SELECTED EXTRACT.
━━━━━━
1. Field of the Invention
The present disclosure relates to a crystal structure of a protein-DNA binary complex. More particularly, the disclosure relates to the crystal structure of a human topoisomerase II (hTOPII)-DNA binary complex and its uses for identifying candidate compounds exhibiting inhibitory effects toward hTOPII, specifically, the cc and (3 form of hTOPII.
2. Description of Related Art
DNA topoisomerases (TOPs) are enzymes that change DNA topology by catalyzing the passage of DNA strands across each other. There are two well-characterized classes of topoisomerases, type I topoisomerase (TOPI) and type II topoisomerase (TOPII). TOPI acts by breaking and religating one DNA strand, while TOPII involves double-strand breaking. These enzymes play key roles in DNA replication, transcription, and recombinant repair. In particular, TOPII is highly expressed in rapidly proliferating cells and is therefore an attractive target for the development of antitumor drugs.
TOPIIs are two-fold symmetric enzymes that alter DNA topology by transiently cleaving a pair of opposing phosphodiester bonds four base pairs apart via the formation of two reversible 5′-phosphotyrosyl linkages, thereby generating a TOPII-DNA cleavage complex that harbors a double-stranded DNA break. Under physiological conditions, these TOPII-DNA cleavage complexes are normally short lived intermediates in the catalytic cycle of the enzyme. Passage of a second DNA segment through this TOPII-DNA cleavage complex and its resealing complete the topological change of the DNA. The DNA cleavage activity of TOPII is known as a double-edged sword; failure to reseal the enzyme-mediated DNA break can lead to permanent DNA damage followed by cell death.
There are two general classes of TOPII-targeting drugs: TOPII poisons and TOPII catalytic inhibitors. TOP II poisons include etoposide (VP-16), doxorubicin, amsacrine (mAMSA) and mitoxantrone. These compounds serve to stabilize the TOPII-DNA cleavage complex thereby increasing the steady-state levels of cleavage complexes. Hence TOPII poisons convert TOPII into a physiological toxin that creates DNA double-strand breaks in the genome of treated cells. The catalytic inhibitors, on the other hand, block the catalytic activity of DNA-TOPII cleavage complex by preventing the binding of the enzyme to DNA rather than stabilizing the DNA-TOPII cleavage complex. Examples of catalytic TOPII inhibitors include novobiocin, dexrazoxane (ICRF-187) and GSK 299423.
Crystallography is a powerful tool for investigating the interactions among protein, DNA, and drugs. In this disclosure, crystal structures of the DNA-binding and cleavage core of hTOPII (hTOPII core domain; hTOPIIcore) in complexes with DNA and antitumor drugs were used to obtain high resolution and homogeneous crystal structure of binary TOPIIcore-DNA cleavage complex, which is useful for constructing a high throughput screening platform for identifying candidate compounds having inhibitory effects toward hTOPII. As such, potential lead compound having anti-tumor effects may be identified and subsequently being developed into an anti-neoplastic medicine.
━━━━━━
LISTED ENTRIES.
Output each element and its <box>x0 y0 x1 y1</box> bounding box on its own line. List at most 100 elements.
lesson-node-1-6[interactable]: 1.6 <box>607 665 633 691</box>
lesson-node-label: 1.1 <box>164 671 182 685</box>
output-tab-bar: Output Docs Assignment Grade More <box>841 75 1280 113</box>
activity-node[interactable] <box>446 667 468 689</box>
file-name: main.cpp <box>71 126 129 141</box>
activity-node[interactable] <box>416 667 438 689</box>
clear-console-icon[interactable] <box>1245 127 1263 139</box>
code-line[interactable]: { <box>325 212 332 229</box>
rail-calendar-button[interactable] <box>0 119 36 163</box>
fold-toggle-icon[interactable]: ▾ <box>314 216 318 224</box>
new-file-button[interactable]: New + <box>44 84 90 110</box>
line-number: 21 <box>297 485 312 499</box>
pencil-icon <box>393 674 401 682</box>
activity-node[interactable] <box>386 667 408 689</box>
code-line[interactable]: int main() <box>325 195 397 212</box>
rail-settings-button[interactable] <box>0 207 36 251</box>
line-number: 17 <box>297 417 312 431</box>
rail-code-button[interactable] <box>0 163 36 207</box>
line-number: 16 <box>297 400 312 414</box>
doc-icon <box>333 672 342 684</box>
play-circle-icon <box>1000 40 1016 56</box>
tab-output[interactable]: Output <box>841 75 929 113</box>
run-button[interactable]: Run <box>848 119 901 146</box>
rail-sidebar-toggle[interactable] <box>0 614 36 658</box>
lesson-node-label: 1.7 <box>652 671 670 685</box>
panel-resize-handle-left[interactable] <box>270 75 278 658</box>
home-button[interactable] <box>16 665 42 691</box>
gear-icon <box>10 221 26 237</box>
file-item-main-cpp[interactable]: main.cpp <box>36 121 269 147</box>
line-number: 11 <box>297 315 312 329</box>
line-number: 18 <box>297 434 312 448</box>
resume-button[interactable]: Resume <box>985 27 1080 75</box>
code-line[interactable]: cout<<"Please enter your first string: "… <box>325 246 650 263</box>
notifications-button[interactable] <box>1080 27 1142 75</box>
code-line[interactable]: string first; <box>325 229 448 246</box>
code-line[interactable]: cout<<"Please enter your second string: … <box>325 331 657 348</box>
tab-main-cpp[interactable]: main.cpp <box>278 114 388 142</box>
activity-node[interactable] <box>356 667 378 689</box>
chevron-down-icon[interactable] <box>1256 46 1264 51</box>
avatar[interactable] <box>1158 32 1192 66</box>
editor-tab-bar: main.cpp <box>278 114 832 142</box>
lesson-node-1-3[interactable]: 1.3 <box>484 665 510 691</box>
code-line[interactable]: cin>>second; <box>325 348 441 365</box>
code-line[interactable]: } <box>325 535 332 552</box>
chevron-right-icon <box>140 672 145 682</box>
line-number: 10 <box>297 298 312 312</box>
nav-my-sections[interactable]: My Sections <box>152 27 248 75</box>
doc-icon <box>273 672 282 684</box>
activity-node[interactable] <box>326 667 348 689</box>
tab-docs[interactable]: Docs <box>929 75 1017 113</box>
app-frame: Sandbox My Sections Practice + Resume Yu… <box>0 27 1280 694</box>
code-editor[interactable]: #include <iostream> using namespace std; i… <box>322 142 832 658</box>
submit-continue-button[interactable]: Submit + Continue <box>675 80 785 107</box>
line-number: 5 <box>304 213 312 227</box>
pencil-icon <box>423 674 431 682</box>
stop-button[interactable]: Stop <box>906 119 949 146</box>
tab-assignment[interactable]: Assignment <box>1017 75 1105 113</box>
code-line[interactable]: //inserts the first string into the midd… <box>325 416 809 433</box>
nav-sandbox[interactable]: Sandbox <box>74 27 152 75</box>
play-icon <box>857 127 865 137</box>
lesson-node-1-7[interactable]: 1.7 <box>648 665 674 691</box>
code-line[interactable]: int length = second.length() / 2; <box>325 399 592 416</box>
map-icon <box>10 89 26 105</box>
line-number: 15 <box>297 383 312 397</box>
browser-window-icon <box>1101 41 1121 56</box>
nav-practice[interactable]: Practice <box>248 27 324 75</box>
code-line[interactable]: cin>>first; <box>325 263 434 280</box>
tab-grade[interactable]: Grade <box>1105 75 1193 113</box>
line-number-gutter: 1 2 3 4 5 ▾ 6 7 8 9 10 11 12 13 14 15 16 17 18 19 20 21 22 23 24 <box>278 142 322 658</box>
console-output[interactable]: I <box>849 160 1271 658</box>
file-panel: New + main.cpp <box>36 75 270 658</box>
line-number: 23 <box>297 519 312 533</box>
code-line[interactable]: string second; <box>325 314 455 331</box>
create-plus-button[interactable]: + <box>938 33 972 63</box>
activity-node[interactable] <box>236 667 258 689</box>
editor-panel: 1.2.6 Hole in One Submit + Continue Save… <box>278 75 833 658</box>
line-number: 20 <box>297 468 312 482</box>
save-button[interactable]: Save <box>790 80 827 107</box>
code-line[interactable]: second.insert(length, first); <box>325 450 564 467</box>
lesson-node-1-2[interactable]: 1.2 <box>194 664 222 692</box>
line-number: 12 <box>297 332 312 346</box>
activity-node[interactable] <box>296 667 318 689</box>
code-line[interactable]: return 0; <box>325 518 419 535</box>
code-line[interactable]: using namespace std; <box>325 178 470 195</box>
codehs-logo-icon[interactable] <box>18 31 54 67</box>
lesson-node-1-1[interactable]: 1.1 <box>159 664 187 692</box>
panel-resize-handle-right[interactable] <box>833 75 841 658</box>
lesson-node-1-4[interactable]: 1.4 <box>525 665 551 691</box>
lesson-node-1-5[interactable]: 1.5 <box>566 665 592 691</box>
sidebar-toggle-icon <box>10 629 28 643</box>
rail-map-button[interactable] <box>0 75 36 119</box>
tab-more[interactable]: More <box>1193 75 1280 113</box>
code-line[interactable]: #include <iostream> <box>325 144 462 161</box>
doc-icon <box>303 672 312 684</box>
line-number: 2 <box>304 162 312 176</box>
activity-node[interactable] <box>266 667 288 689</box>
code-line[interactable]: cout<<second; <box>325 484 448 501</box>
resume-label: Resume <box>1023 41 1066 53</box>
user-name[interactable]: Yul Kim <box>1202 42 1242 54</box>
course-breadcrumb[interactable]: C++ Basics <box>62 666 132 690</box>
━━━━━━
ACTIONS TO TAKE.
1/ Which drugs does the topoisomerase passage name as TOPII poisons? Include any alternate name it gives in parentheses.
2/ According to the topoisomerase passage, how far apart are the two opposing phosphodiester bonds that TOPIIs cleave?
Rely only on the topoisomerase passage, not on the records.

TASK-BY-TASK SOLUTIONS.
1/ Etoposide (VP-16), doxorubicin, amsacrine (mAMSA), and mitoxantrone.

2/ Four base pairs apart.